RECORDS PROVIDED:
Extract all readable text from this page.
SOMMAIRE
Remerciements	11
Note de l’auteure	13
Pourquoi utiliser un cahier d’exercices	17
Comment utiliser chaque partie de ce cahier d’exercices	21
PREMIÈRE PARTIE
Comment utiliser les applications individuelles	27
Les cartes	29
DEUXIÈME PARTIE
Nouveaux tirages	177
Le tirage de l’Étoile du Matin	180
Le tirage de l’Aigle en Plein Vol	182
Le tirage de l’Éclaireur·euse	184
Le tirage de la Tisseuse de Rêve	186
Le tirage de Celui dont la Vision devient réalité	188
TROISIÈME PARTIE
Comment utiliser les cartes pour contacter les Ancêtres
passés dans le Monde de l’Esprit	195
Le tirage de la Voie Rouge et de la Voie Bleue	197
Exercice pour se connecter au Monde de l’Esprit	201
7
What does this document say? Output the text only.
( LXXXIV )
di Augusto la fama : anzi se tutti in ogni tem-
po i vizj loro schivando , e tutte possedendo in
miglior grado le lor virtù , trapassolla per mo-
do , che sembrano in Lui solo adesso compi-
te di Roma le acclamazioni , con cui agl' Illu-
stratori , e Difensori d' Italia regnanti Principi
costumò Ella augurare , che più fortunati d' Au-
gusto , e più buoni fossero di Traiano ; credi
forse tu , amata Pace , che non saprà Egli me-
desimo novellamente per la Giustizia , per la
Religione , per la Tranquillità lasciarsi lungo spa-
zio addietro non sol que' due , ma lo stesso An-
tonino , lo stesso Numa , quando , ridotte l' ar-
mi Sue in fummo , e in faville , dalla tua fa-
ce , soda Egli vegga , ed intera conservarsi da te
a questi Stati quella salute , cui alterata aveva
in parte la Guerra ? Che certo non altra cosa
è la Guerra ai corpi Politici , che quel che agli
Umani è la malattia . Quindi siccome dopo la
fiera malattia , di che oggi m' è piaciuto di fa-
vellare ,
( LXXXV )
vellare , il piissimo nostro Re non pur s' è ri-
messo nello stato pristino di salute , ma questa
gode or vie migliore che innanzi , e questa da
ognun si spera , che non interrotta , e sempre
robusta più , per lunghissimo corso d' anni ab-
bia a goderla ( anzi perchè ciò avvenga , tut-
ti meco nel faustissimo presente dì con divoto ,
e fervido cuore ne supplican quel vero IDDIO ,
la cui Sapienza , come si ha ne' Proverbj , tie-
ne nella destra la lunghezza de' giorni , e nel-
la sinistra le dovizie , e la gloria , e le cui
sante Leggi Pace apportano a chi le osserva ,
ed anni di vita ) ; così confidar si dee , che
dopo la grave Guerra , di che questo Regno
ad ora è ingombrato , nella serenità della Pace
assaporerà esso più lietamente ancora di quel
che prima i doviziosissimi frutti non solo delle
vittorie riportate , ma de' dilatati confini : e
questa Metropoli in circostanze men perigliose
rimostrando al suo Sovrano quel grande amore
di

TASK DESCRIPTION: Extract all of the data above without altering anything.

IN RESPONSE:
Extract all readable text from this page.
SOMMAIRE
Remerciements	11
Note de l’auteure	13
Pourquoi utiliser un cahier d’exercices	17
Comment utiliser chaque partie de ce cahier d’exercices	21
PREMIÈRE PARTIE
Comment utiliser les applications individuelles	27
Les cartes	29
DEUXIÈME PARTIE
Nouveaux tirages	177
Le tirage de l’Étoile du Matin	180
Le tirage de l’Aigle en Plein Vol	182
Le tirage de l’Éclaireur·euse	184
Le tirage de la Tisseuse de Rêve	186
Le tirage de Celui dont la Vision devient réalité	188
TROISIÈME PARTIE
Comment utiliser les cartes pour contacter les Ancêtres
passés dans le Monde de l’Esprit	195
Le tirage de la Voie Rouge et de la Voie Bleue	197
Exercice pour se connecter au Monde de l’Esprit	201
7
What does this document say? Output the text only.
( LXXXIV )
di Augusto la fama : anzi se tutti in ogni tem-
po i vizj loro schivando , e tutte possedendo in
miglior grado le lor virtù , trapassolla per mo-
do , che sembrano in Lui solo adesso compi-
te di Roma le acclamazioni , con cui agl' Illu-
stratori , e Difensori d' Italia regnanti Principi
costumò Ella augurare , che più fortunati d' Au-
gusto , e più buoni fossero di Traiano ; credi
forse tu , amata Pace , che non saprà Egli me-
desimo novellamente per la Giustizia , per la
Religione , per la Tranquillità lasciarsi lungo spa-
zio addietro non sol que' due , ma lo stesso An-
tonino , lo stesso Numa , quando , ridotte l' ar-
mi Sue in fummo , e in faville , dalla tua fa-
ce , soda Egli vegga , ed intera conservarsi da te
a questi Stati quella salute , cui alterata aveva
in parte la Guerra ? Che certo non altra cosa
è la Guerra ai corpi Politici , che quel che agli
Umani è la malattia . Quindi siccome dopo la
fiera malattia , di che oggi m' è piaciuto di fa-
vellare ,
( LXXXV )
vellare , il piissimo nostro Re non pur s' è ri-
messo nello stato pristino di salute , ma questa
gode or vie migliore che innanzi , e questa da
ognun si spera , che non interrotta , e sempre
robusta più , per lunghissimo corso d' anni ab-
bia a goderla ( anzi perchè ciò avvenga , tut-
ti meco nel faustissimo presente dì con divoto ,
e fervido cuore ne supplican quel vero IDDIO ,
la cui Sapienza , come si ha ne' Proverbj , tie-
ne nella destra la lunghezza de' giorni , e nel-
la sinistra le dovizie , e la gloria , e le cui
sante Leggi Pace apportano a chi le osserva ,
ed anni di vita ) ; così confidar si dee , che
dopo la grave Guerra , di che questo Regno
ad ora è ingombrato , nella serenità della Pace
assaporerà esso più lietamente ancora di quel
che prima i doviziosissimi frutti non solo delle
vittorie riportate , ma de' dilatati confini : e
questa Metropoli in circostanze men perigliose
rimostrando al suo Sovrano quel grande amore
di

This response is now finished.